* _EXERCISE INPUTS_
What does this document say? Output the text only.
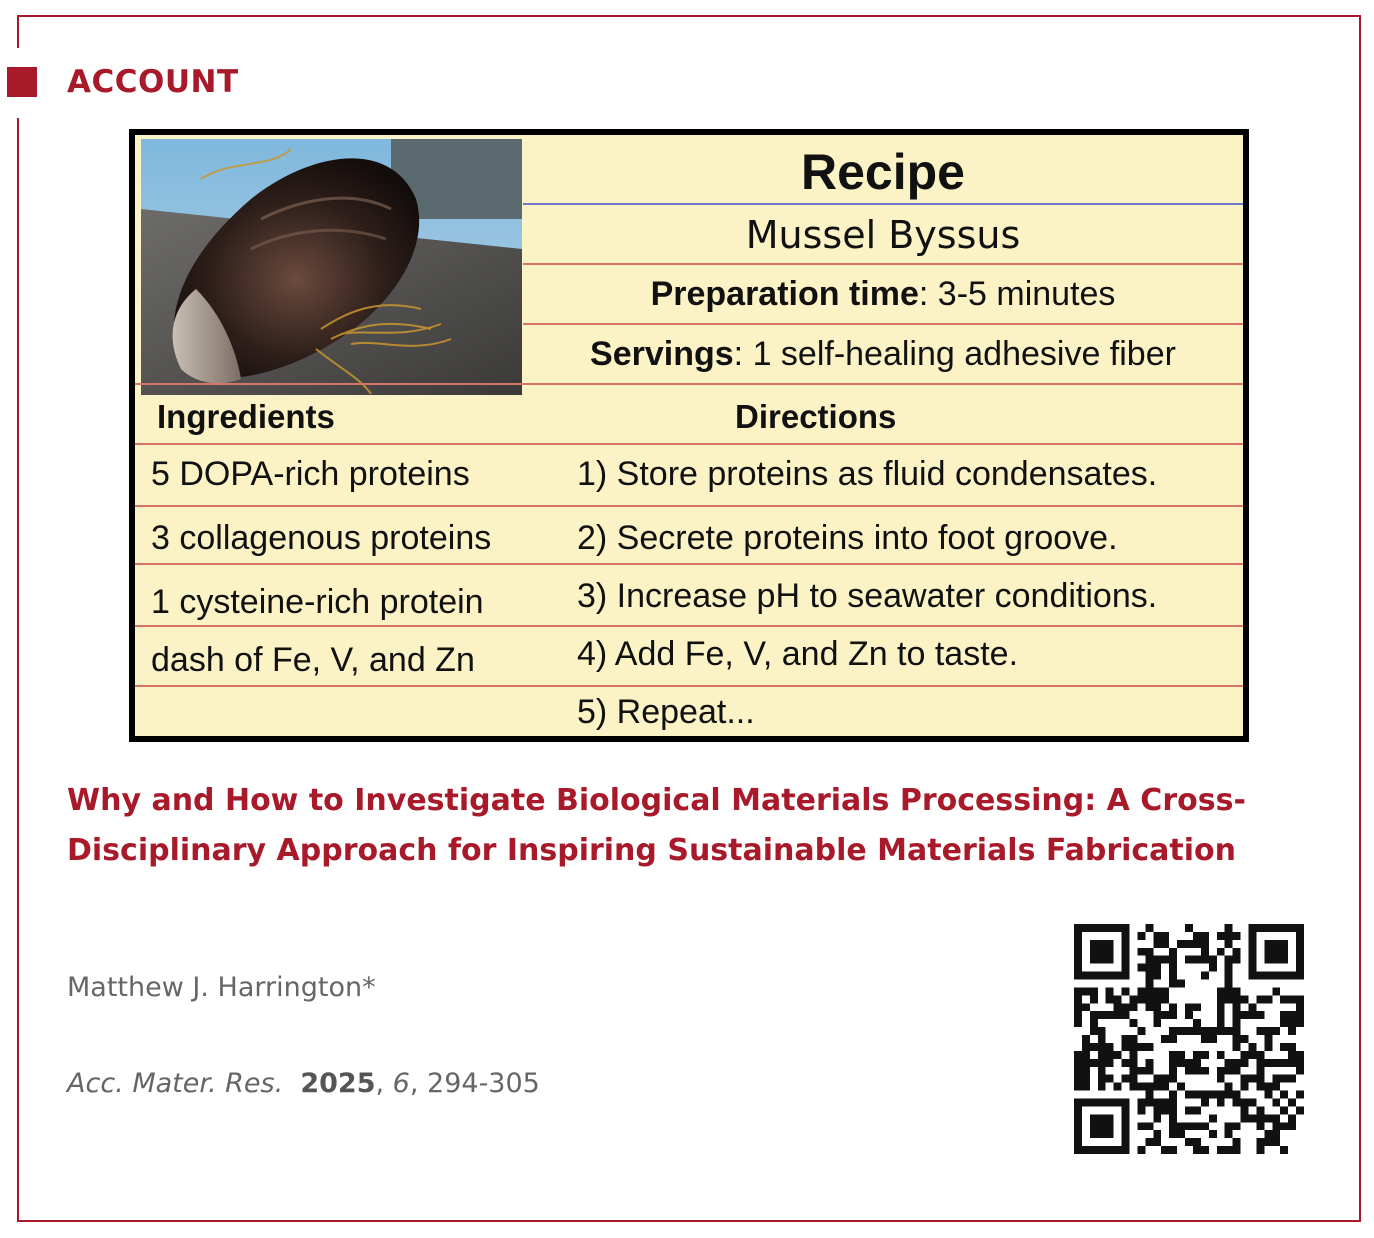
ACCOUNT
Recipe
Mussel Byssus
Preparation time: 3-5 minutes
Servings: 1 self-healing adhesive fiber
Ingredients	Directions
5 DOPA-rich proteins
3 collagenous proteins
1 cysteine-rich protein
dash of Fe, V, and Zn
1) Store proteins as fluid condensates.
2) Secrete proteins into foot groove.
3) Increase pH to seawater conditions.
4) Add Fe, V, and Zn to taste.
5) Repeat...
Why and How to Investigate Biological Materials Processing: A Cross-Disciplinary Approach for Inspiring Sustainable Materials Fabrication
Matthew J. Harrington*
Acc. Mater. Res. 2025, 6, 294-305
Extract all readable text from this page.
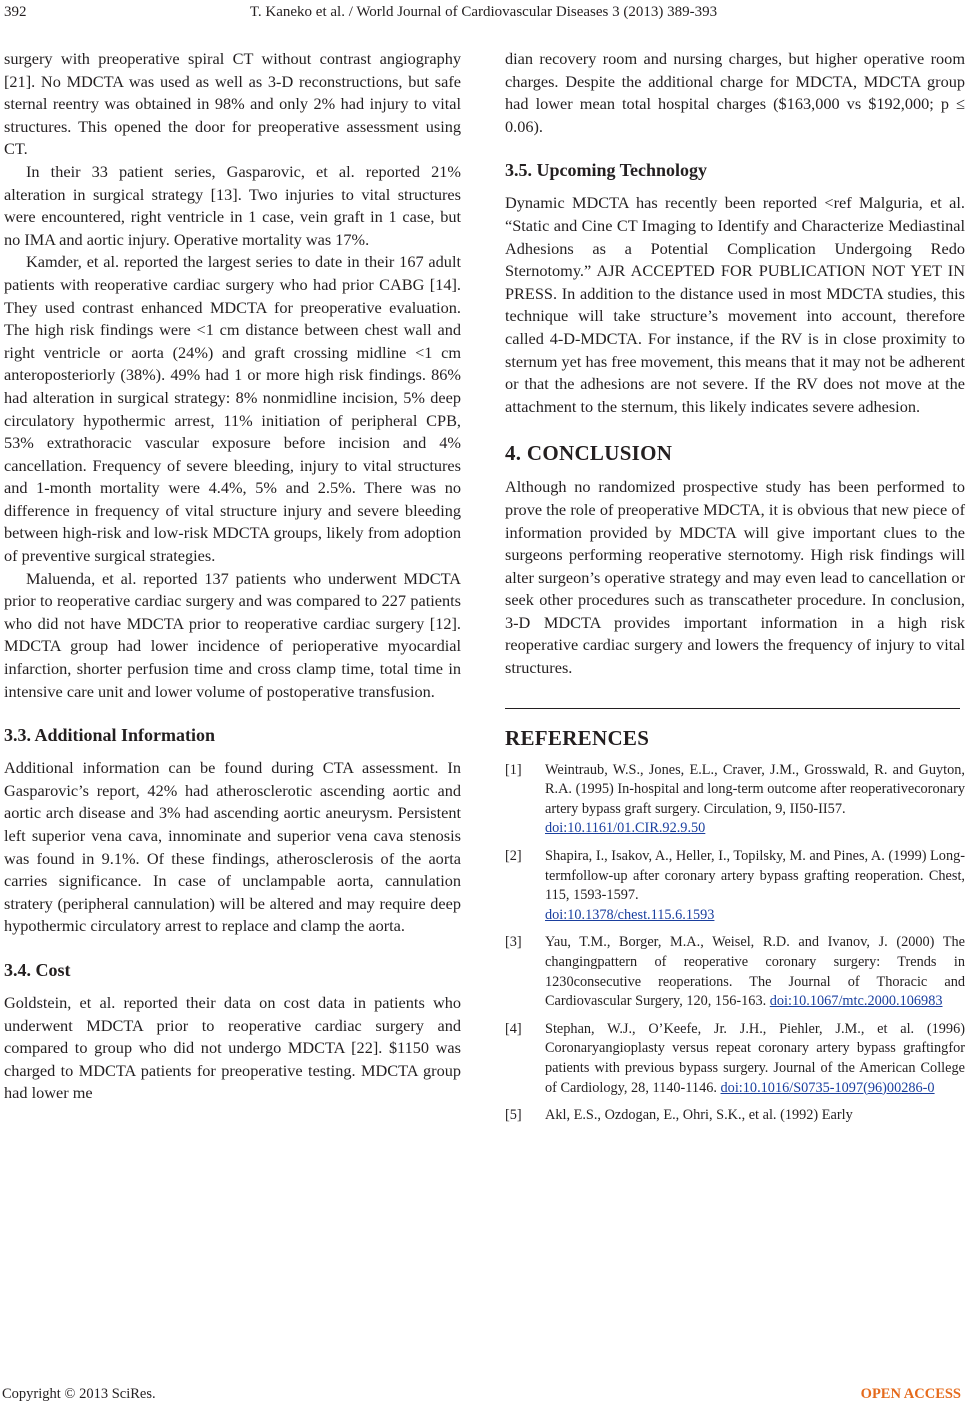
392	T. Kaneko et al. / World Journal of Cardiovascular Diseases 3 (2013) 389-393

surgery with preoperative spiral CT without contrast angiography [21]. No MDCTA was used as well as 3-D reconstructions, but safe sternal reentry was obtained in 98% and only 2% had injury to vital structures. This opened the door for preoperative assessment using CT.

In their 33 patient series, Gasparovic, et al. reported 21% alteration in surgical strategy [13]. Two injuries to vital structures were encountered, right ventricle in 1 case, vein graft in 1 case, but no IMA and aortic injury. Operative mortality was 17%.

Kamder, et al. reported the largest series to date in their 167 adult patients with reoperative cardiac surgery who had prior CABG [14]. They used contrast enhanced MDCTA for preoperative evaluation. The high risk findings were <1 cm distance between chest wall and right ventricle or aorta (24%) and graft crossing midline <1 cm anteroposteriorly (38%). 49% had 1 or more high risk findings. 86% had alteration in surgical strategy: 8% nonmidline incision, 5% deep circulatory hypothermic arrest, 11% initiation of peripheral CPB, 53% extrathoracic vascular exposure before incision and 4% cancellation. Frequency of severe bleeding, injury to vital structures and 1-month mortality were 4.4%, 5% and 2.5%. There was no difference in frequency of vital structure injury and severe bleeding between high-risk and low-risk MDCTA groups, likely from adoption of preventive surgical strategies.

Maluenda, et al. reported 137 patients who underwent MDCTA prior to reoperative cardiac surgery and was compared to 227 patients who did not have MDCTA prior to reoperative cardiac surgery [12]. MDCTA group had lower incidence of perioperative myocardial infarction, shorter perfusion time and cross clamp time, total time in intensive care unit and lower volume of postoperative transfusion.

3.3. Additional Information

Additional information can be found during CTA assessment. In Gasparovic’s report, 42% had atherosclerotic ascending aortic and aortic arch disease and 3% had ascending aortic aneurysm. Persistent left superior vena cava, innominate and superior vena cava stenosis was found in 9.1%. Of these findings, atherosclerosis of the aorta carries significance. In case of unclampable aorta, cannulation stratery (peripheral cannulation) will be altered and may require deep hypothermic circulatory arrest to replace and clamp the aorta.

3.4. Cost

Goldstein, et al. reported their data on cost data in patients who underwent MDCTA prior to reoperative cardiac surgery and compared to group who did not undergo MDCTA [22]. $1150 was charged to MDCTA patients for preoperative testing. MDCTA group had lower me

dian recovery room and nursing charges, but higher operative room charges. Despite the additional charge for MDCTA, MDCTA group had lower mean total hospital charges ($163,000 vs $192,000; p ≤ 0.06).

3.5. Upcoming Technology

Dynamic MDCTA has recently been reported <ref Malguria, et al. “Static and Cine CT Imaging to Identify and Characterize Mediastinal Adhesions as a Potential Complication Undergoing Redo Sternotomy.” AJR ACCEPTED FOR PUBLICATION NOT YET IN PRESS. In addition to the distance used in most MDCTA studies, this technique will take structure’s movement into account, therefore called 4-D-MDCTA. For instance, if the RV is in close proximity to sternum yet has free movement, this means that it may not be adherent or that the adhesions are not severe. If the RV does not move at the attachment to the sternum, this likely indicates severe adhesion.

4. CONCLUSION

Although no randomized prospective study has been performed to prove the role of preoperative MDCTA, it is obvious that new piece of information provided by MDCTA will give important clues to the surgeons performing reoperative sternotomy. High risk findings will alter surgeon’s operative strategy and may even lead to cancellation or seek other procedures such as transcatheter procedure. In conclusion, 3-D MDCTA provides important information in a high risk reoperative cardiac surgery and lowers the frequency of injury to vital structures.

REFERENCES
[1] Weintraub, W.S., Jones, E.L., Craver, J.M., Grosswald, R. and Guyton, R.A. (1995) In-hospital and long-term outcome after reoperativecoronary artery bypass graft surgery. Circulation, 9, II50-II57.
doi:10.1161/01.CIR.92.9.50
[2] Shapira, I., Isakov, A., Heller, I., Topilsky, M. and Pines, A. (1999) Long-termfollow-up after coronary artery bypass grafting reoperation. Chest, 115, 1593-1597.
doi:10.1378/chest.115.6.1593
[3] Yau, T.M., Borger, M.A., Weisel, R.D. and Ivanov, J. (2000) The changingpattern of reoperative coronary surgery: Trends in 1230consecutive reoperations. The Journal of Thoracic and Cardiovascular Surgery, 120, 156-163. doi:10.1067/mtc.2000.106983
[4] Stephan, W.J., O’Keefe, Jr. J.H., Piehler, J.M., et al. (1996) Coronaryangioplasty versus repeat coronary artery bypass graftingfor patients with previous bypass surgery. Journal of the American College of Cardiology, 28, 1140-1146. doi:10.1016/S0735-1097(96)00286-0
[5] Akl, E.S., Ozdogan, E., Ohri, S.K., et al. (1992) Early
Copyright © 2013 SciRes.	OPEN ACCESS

* _ASSIGNED TASK_
Copy down every line of the entries containing the word "proteins".

* _ANSWER FOR THIS EXERCISE_
5 DOPA-rich proteins
3 collagenous proteins
1) Store proteins as fluid condensates.
2) Secrete proteins into foot groove.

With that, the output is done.